RECORD SET:
═══

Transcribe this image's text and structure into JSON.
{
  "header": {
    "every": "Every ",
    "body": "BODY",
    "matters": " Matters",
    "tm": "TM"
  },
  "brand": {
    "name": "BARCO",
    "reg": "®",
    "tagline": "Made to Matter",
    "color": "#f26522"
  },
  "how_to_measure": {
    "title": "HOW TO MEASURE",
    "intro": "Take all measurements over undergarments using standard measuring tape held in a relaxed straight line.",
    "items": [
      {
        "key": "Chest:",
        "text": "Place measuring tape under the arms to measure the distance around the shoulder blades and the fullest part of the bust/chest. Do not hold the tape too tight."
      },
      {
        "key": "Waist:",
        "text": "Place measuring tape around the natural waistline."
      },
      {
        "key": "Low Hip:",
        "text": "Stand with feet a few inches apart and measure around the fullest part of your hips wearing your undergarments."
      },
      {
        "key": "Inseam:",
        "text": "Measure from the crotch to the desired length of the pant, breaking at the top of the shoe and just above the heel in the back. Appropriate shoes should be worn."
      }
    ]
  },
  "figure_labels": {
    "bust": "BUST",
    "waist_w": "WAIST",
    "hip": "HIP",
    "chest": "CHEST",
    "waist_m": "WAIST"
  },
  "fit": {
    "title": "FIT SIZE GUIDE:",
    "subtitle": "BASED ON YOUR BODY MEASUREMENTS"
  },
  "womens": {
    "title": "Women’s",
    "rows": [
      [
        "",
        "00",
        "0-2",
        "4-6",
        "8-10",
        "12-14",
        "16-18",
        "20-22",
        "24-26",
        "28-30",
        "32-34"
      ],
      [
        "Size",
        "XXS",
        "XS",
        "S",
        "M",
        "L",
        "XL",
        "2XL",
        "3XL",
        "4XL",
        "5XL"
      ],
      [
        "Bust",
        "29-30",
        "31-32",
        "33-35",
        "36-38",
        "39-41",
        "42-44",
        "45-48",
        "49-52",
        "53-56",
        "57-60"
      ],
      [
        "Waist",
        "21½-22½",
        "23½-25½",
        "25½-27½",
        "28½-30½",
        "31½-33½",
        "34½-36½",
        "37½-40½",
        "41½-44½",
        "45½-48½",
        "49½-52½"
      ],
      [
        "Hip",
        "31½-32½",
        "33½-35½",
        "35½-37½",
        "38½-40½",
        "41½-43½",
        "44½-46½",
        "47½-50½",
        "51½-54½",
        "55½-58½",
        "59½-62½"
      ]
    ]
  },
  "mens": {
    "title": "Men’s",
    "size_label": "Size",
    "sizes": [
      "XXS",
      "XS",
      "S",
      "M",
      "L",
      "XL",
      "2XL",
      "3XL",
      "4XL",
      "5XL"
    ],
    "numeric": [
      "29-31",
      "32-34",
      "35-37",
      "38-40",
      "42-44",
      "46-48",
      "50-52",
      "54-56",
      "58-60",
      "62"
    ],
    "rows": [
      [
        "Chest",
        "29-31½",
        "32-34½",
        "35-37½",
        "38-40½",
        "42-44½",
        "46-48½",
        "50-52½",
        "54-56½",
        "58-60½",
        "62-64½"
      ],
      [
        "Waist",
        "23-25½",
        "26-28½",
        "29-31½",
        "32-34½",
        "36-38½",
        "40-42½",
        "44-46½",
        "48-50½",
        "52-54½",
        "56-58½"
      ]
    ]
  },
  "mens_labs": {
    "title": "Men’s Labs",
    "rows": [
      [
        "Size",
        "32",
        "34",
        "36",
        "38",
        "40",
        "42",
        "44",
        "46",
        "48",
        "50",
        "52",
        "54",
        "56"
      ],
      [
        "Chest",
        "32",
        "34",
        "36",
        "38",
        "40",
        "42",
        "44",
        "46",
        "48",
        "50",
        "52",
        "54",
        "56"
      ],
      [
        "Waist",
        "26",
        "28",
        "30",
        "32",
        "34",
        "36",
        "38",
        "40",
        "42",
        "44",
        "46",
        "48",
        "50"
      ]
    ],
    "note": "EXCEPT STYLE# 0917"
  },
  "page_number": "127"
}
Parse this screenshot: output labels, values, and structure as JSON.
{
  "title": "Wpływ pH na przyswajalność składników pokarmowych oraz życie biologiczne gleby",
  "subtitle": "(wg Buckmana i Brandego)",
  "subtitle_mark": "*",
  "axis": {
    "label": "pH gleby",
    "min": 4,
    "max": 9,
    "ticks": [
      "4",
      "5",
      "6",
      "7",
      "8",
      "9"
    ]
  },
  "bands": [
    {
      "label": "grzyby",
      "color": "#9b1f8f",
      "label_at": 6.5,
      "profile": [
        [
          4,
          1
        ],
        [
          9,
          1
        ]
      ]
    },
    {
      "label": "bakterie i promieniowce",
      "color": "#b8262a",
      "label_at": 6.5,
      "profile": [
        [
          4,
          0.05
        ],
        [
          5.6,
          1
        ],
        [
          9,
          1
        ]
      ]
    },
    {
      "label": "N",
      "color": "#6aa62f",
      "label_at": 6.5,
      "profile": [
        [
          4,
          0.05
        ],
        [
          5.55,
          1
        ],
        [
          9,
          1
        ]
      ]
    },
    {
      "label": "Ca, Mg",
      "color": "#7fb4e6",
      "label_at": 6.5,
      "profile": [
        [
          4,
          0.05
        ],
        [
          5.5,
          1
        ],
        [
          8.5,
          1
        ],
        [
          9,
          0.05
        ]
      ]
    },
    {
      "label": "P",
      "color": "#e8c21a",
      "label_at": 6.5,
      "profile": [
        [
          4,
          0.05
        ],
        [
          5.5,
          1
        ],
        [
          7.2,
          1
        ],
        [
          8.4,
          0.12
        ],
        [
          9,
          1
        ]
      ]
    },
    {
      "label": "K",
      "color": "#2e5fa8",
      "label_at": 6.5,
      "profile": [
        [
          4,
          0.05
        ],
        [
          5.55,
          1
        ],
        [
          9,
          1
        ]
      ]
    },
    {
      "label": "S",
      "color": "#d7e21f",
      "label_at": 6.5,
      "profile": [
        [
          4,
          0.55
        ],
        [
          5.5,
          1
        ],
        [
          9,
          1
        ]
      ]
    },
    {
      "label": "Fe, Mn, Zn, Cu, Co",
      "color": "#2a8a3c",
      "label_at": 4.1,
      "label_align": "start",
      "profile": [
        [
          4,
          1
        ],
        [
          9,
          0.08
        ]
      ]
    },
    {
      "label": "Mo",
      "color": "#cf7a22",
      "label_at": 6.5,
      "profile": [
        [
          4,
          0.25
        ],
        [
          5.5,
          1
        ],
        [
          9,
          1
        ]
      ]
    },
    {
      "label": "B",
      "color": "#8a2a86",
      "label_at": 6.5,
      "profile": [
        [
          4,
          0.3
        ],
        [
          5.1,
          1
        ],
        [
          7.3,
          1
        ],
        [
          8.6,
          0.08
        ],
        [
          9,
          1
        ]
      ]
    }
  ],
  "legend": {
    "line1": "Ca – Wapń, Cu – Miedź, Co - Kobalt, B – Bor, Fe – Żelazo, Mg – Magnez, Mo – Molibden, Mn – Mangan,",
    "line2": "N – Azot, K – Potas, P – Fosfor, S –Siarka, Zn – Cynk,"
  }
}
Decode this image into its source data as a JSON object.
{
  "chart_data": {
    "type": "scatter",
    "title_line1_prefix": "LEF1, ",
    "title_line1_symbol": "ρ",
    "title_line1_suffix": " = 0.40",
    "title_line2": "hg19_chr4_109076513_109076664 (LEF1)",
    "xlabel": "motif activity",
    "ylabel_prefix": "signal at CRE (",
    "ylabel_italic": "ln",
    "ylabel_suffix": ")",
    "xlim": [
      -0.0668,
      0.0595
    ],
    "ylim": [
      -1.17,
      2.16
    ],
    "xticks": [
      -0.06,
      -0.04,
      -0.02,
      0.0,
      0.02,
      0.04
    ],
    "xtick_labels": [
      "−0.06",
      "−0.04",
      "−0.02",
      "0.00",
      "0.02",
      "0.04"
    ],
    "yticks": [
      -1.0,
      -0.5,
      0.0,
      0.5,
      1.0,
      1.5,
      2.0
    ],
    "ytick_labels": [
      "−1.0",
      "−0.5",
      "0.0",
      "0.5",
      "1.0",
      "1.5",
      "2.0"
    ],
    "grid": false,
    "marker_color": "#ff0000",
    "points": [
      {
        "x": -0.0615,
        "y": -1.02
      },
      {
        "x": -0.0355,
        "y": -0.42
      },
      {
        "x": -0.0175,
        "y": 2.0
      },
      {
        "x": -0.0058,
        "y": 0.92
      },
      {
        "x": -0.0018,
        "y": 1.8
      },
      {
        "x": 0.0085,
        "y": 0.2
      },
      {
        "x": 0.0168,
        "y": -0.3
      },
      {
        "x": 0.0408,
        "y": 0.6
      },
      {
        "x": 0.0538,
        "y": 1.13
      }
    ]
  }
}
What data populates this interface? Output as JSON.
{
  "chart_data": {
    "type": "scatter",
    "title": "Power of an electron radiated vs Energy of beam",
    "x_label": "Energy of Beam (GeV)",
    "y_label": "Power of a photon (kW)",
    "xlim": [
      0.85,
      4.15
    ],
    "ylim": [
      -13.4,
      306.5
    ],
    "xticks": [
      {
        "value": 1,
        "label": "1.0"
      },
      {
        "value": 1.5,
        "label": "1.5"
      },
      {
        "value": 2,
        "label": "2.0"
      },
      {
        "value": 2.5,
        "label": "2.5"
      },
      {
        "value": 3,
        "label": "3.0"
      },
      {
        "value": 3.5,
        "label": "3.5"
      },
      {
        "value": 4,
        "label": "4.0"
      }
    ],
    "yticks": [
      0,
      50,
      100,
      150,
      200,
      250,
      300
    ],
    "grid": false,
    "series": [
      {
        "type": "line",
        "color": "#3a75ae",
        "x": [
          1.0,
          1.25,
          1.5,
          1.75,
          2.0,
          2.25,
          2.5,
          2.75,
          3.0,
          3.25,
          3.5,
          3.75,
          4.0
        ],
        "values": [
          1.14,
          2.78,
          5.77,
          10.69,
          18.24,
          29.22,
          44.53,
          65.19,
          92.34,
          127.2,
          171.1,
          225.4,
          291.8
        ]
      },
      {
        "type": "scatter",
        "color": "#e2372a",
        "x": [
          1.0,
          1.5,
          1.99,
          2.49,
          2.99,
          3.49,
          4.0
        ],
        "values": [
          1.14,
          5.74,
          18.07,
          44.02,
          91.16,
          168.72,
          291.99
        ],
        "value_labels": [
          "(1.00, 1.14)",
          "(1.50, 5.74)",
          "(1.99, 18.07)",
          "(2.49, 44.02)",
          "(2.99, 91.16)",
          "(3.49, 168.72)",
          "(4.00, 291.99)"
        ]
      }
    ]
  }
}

═══

AIM OF THE EXERCISE: Each line in the data that holds the string "into" should be found and copied.

SOLUTION FOR THIS EXERCISE:
Transcribe this image's text and structure into JSON.
Decode this image into its source data as a JSON object.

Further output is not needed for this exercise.